## Set problem
All lines holding the string "较前相仿" are to be shown.
---+---
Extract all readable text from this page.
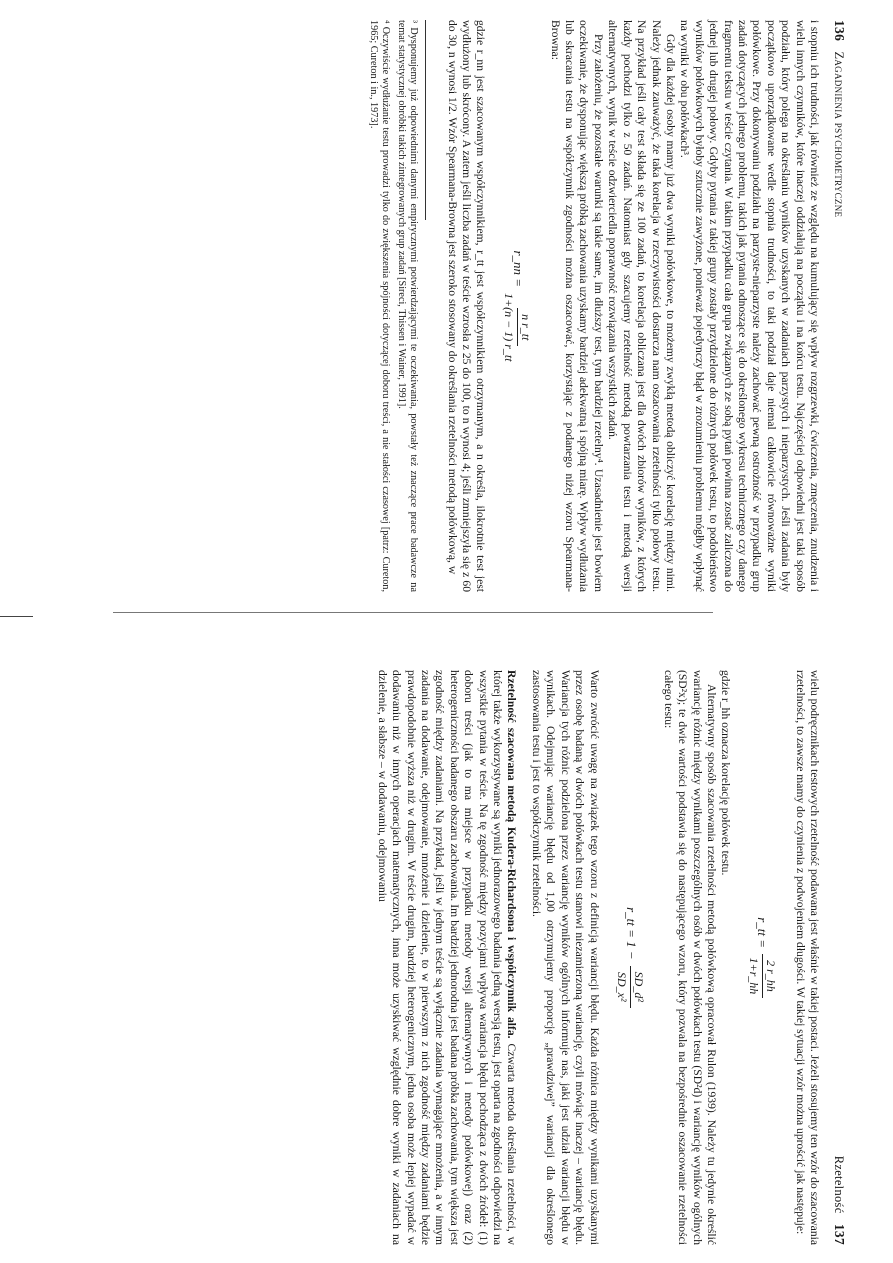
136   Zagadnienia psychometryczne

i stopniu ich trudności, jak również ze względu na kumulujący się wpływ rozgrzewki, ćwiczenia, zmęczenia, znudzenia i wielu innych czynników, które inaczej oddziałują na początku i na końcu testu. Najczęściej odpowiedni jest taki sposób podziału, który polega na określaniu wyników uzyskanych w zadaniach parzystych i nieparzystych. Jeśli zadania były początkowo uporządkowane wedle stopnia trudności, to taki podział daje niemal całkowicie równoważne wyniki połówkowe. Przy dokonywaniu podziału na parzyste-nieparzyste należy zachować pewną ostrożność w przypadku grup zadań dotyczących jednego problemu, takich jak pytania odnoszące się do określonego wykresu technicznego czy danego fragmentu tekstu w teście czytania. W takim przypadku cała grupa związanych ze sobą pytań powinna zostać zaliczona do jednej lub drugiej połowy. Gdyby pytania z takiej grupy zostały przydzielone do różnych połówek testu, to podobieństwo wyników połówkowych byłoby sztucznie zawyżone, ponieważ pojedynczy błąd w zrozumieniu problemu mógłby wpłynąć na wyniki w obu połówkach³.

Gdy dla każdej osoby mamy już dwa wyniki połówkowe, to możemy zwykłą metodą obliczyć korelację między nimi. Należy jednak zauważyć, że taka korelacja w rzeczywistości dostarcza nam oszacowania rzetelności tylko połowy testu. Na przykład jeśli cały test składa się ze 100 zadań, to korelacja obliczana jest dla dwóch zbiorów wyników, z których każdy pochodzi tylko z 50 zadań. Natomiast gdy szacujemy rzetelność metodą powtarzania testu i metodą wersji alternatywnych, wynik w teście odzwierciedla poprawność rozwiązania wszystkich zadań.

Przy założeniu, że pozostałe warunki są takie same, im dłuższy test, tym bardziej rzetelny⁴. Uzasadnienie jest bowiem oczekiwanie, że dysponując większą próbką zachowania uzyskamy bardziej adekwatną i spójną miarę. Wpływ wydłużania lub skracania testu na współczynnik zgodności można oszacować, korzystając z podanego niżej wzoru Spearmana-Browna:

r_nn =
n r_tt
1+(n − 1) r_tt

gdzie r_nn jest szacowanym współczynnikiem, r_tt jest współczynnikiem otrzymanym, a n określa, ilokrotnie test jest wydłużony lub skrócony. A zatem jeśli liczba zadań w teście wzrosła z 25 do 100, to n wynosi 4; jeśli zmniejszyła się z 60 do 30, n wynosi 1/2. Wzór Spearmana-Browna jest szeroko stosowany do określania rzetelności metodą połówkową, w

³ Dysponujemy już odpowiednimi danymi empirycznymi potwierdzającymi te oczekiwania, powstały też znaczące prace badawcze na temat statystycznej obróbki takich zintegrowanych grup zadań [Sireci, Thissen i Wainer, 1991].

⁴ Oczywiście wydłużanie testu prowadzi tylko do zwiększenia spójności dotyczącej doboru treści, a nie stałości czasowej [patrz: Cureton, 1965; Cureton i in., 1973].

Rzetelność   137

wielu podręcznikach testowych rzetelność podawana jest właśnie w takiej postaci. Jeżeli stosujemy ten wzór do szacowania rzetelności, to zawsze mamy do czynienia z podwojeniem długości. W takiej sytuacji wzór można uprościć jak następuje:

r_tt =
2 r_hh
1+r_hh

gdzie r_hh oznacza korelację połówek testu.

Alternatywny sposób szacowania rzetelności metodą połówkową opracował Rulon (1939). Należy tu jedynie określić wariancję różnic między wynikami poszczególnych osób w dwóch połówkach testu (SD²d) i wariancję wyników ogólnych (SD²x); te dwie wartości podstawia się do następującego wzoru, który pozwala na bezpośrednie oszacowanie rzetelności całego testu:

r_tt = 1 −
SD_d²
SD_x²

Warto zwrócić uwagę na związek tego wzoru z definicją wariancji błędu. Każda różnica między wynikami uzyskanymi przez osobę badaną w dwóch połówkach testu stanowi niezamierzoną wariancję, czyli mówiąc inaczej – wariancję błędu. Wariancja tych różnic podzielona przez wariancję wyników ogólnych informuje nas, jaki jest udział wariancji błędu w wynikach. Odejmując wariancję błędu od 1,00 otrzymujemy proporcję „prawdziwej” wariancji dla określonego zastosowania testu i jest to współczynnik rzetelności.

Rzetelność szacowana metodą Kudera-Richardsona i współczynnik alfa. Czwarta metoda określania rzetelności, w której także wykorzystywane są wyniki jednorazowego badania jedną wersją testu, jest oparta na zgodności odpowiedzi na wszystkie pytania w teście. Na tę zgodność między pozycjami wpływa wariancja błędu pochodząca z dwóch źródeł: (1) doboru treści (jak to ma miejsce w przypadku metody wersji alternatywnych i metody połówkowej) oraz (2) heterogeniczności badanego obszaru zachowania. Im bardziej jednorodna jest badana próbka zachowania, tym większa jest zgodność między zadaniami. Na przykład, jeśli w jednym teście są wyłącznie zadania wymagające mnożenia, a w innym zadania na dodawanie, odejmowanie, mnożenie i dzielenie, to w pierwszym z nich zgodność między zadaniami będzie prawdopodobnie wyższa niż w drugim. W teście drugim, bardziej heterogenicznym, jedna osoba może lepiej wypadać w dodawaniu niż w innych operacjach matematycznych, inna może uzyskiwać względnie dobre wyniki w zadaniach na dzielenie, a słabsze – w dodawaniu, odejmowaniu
---+---
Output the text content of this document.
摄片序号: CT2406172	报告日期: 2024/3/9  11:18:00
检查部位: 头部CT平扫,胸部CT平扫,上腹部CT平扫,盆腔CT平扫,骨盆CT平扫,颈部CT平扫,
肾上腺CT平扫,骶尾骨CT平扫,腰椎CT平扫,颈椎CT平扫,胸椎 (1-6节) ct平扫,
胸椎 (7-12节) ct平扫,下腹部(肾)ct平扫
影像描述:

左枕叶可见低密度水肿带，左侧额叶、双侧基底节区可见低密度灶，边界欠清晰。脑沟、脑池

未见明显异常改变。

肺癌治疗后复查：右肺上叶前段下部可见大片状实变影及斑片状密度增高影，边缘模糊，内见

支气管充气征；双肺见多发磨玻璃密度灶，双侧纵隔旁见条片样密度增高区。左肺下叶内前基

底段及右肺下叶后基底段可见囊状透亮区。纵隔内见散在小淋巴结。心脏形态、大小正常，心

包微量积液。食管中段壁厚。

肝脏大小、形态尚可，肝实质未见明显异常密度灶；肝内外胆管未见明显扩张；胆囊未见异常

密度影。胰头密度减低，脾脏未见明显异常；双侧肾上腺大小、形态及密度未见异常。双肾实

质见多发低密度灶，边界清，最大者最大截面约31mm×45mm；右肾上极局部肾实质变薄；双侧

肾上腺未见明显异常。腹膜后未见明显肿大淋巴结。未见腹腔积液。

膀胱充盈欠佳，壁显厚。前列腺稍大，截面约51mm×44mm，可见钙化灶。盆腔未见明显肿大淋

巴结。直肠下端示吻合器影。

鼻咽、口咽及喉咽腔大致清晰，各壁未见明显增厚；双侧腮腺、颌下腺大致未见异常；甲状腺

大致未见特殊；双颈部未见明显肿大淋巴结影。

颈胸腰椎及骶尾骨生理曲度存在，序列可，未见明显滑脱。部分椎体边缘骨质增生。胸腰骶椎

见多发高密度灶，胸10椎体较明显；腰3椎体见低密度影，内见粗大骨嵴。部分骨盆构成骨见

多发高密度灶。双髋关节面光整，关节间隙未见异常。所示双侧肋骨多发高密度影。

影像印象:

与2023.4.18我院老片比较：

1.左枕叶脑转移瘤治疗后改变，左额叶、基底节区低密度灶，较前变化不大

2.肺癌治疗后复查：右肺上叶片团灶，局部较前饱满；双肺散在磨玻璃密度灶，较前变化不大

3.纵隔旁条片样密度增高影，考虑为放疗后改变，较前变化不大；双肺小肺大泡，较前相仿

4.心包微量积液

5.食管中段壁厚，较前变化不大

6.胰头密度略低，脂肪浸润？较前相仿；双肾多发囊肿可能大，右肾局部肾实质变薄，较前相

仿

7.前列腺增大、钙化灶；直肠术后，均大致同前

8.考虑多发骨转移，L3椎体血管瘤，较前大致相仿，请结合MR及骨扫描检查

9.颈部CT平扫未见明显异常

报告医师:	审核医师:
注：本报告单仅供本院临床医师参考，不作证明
---+---
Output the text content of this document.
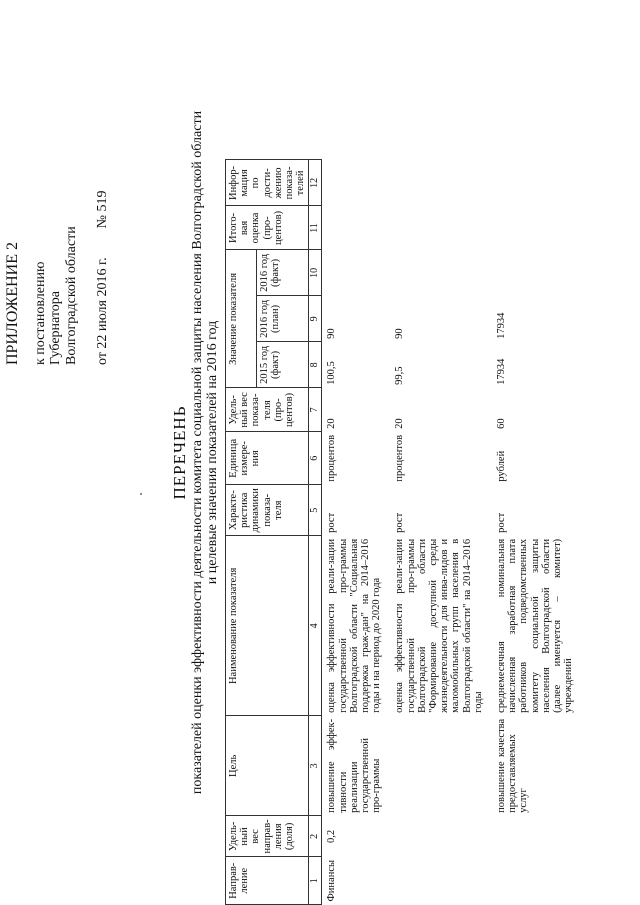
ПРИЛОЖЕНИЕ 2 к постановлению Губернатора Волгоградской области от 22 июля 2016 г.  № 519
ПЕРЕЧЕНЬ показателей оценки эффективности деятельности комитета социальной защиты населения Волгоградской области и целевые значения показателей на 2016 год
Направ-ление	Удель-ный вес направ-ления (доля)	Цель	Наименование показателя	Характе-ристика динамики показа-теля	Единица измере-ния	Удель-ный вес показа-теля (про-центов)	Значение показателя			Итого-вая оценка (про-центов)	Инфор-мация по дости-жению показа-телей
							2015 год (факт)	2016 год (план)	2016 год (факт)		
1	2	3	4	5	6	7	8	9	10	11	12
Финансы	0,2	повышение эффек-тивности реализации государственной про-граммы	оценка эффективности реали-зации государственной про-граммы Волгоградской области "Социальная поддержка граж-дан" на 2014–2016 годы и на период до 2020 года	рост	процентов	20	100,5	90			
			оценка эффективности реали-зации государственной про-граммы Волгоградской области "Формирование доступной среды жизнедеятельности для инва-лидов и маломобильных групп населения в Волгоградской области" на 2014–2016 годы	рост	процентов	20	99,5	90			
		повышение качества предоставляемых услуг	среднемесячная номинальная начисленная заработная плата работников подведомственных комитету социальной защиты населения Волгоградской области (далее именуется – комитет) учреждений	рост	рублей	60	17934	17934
---+---
## Complete answer
3.纵隔旁条片样密度增高影，考虑为放疗后改变，较前变化不大；双肺小肺大泡，较前相仿
6.胰头密度略低，脂肪浸润？较前相仿；双肾多发囊肿可能大，右肾局部肾实质变薄，较前相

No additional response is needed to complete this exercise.